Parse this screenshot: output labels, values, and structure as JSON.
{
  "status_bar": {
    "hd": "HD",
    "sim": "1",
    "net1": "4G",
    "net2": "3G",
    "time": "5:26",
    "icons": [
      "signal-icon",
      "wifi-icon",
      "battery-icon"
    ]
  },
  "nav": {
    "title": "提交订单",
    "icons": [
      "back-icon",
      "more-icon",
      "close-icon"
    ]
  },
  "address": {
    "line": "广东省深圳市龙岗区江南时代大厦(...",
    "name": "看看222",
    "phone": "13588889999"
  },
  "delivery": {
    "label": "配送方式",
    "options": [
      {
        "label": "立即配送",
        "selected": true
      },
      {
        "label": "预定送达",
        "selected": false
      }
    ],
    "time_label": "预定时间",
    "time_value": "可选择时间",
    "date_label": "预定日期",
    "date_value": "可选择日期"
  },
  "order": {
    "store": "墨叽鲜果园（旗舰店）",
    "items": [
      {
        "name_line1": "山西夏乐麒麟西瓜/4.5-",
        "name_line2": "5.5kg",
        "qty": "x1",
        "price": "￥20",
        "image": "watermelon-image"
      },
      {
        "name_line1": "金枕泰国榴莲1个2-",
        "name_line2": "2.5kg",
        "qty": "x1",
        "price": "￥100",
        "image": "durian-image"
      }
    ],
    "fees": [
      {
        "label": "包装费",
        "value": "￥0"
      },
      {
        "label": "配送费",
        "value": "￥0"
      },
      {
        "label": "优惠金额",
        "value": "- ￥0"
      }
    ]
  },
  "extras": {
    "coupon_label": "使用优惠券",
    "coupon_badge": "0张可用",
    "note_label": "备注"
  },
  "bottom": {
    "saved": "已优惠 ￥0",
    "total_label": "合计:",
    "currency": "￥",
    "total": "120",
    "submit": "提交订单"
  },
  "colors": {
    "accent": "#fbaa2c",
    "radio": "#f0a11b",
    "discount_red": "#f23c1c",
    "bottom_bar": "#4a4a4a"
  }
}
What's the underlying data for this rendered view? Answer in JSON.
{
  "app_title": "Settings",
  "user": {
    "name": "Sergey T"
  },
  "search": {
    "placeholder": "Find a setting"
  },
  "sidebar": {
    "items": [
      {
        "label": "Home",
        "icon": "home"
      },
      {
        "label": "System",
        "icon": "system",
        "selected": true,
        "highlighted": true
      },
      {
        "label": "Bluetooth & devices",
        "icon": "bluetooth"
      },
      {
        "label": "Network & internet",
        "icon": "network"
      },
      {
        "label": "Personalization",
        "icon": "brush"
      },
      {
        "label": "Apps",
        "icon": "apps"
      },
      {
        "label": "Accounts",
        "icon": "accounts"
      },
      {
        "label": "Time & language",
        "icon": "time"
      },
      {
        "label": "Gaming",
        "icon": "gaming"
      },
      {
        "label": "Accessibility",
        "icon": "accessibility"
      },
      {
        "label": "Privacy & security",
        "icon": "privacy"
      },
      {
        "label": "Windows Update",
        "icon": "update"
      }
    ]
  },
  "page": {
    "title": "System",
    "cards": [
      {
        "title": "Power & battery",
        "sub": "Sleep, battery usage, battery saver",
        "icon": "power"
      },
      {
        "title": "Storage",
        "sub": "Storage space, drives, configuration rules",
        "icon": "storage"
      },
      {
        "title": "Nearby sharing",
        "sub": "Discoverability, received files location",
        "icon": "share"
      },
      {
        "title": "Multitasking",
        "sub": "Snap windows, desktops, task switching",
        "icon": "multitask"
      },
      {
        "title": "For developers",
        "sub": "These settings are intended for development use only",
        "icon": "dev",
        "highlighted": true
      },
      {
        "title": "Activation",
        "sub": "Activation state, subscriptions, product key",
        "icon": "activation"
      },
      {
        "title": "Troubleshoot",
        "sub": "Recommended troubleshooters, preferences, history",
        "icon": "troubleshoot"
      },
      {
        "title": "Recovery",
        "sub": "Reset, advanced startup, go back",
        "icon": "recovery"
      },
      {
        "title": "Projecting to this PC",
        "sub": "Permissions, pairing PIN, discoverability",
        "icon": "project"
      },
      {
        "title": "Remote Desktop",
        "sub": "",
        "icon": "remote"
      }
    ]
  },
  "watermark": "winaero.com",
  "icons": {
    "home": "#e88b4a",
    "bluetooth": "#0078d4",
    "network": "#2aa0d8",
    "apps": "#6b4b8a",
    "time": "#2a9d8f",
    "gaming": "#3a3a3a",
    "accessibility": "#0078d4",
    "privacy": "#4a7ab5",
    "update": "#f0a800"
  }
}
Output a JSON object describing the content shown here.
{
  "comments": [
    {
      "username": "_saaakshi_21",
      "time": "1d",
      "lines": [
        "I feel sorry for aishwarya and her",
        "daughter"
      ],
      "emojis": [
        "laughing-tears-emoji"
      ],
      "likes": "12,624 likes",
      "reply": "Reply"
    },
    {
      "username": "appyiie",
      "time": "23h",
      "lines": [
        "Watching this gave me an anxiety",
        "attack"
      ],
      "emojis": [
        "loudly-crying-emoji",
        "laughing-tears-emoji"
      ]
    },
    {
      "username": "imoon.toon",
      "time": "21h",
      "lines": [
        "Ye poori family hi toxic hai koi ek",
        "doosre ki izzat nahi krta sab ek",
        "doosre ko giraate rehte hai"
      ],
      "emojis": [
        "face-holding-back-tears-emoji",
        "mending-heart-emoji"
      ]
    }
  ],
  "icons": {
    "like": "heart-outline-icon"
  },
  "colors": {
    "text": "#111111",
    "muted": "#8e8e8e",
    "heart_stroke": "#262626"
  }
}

- What is needed
Transcribe every entry exactly, omitting nothing.

- Result of this exercise
Parse this screenshot: output labels, values, and structure as JSON.
{
  "status_bar": {
    "hd": "HD",
    "sim": "1",
    "net1": "4G",
    "net2": "3G",
    "time": "5:26",
    "icons": [
      "signal-icon",
      "wifi-icon",
      "battery-icon"
    ]
  },
  "nav": {
    "title": "提交订单",
    "icons": [
      "back-icon",
      "more-icon",
      "close-icon"
    ]
  },
  "address": {
    "line": "广东省深圳市龙岗区江南时代大厦(...",
    "name": "看看222",
    "phone": "13588889999"
  },
  "delivery": {
    "label": "配送方式",
    "options": [
      {
        "label": "立即配送",
        "selected": true
      },
      {
        "label": "预定送达",
        "selected": false
      }
    ],
    "time_label": "预定时间",
    "time_value": "可选择时间",
    "date_label": "预定日期",
    "date_value": "可选择日期"
  },
  "order": {
    "store": "墨叽鲜果园（旗舰店）",
    "items": [
      {
        "name_line1": "山西夏乐麒麟西瓜/4.5-",
        "name_line2": "5.5kg",
        "qty": "x1",
        "price": "￥20",
        "image": "watermelon-image"
      },
      {
        "name_line1": "金枕泰国榴莲1个2-",
        "name_line2": "2.5kg",
        "qty": "x1",
        "price": "￥100",
        "image": "durian-image"
      }
    ],
    "fees": [
      {
        "label": "包装费",
        "value": "￥0"
      },
      {
        "label": "配送费",
        "value": "￥0"
      },
      {
        "label": "优惠金额",
        "value": "- ￥0"
      }
    ]
  },
  "extras": {
    "coupon_label": "使用优惠券",
    "coupon_badge": "0张可用",
    "note_label": "备注"
  },
  "bottom": {
    "saved": "已优惠 ￥0",
    "total_label": "合计:",
    "currency": "￥",
    "total": "120",
    "submit": "提交订单"
  },
  "colors": {
    "accent": "#fbaa2c",
    "radio": "#f0a11b",
    "discount_red": "#f23c1c",
    "bottom_bar": "#4a4a4a"
  }
}
What's the underlying data for this rendered view? Answer in JSON.
{
  "app_title": "Settings",
  "user": {
    "name": "Sergey T"
  },
  "search": {
    "placeholder": "Find a setting"
  },
  "sidebar": {
    "items": [
      {
        "label": "Home",
        "icon": "home"
      },
      {
        "label": "System",
        "icon": "system",
        "selected": true,
        "highlighted": true
      },
      {
        "label": "Bluetooth & devices",
        "icon": "bluetooth"
      },
      {
        "label": "Network & internet",
        "icon": "network"
      },
      {
        "label": "Personalization",
        "icon": "brush"
      },
      {
        "label": "Apps",
        "icon": "apps"
      },
      {
        "label": "Accounts",
        "icon": "accounts"
      },
      {
        "label": "Time & language",
        "icon": "time"
      },
      {
        "label": "Gaming",
        "icon": "gaming"
      },
      {
        "label": "Accessibility",
        "icon": "accessibility"
      },
      {
        "label": "Privacy & security",
        "icon": "privacy"
      },
      {
        "label": "Windows Update",
        "icon": "update"
      }
    ]
  },
  "page": {
    "title": "System",
    "cards": [
      {
        "title": "Power & battery",
        "sub": "Sleep, battery usage, battery saver",
        "icon": "power"
      },
      {
        "title": "Storage",
        "sub": "Storage space, drives, configuration rules",
        "icon": "storage"
      },
      {
        "title": "Nearby sharing",
        "sub": "Discoverability, received files location",
        "icon": "share"
      },
      {
        "title": "Multitasking",
        "sub": "Snap windows, desktops, task switching",
        "icon": "multitask"
      },
      {
        "title": "For developers",
        "sub": "These settings are intended for development use only",
        "icon": "dev",
        "highlighted": true
      },
      {
        "title": "Activation",
        "sub": "Activation state, subscriptions, product key",
        "icon": "activation"
      },
      {
        "title": "Troubleshoot",
        "sub": "Recommended troubleshooters, preferences, history",
        "icon": "troubleshoot"
      },
      {
        "title": "Recovery",
        "sub": "Reset, advanced startup, go back",
        "icon": "recovery"
      },
      {
        "title": "Projecting to this PC",
        "sub": "Permissions, pairing PIN, discoverability",
        "icon": "project"
      },
      {
        "title": "Remote Desktop",
        "sub": "",
        "icon": "remote"
      }
    ]
  },
  "watermark": "winaero.com",
  "icons": {
    "home": "#e88b4a",
    "bluetooth": "#0078d4",
    "network": "#2aa0d8",
    "apps": "#6b4b8a",
    "time": "#2a9d8f",
    "gaming": "#3a3a3a",
    "accessibility": "#0078d4",
    "privacy": "#4a7ab5",
    "update": "#f0a800"
  }
}
Output a JSON object describing the content shown here.
{
  "comments": [
    {
      "username": "_saaakshi_21",
      "time": "1d",
      "lines": [
        "I feel sorry for aishwarya and her",
        "daughter"
      ],
      "emojis": [
        "laughing-tears-emoji"
      ],
      "likes": "12,624 likes",
      "reply": "Reply"
    },
    {
      "username": "appyiie",
      "time": "23h",
      "lines": [
        "Watching this gave me an anxiety",
        "attack"
      ],
      "emojis": [
        "loudly-crying-emoji",
        "laughing-tears-emoji"
      ]
    },
    {
      "username": "imoon.toon",
      "time": "21h",
      "lines": [
        "Ye poori family hi toxic hai koi ek",
        "doosre ki izzat nahi krta sab ek",
        "doosre ko giraate rehte hai"
      ],
      "emojis": [
        "face-holding-back-tears-emoji",
        "mending-heart-emoji"
      ]
    }
  ],
  "icons": {
    "like": "heart-outline-icon"
  },
  "colors": {
    "text": "#111111",
    "muted": "#8e8e8e",
    "heart_stroke": "#262626"
  }
}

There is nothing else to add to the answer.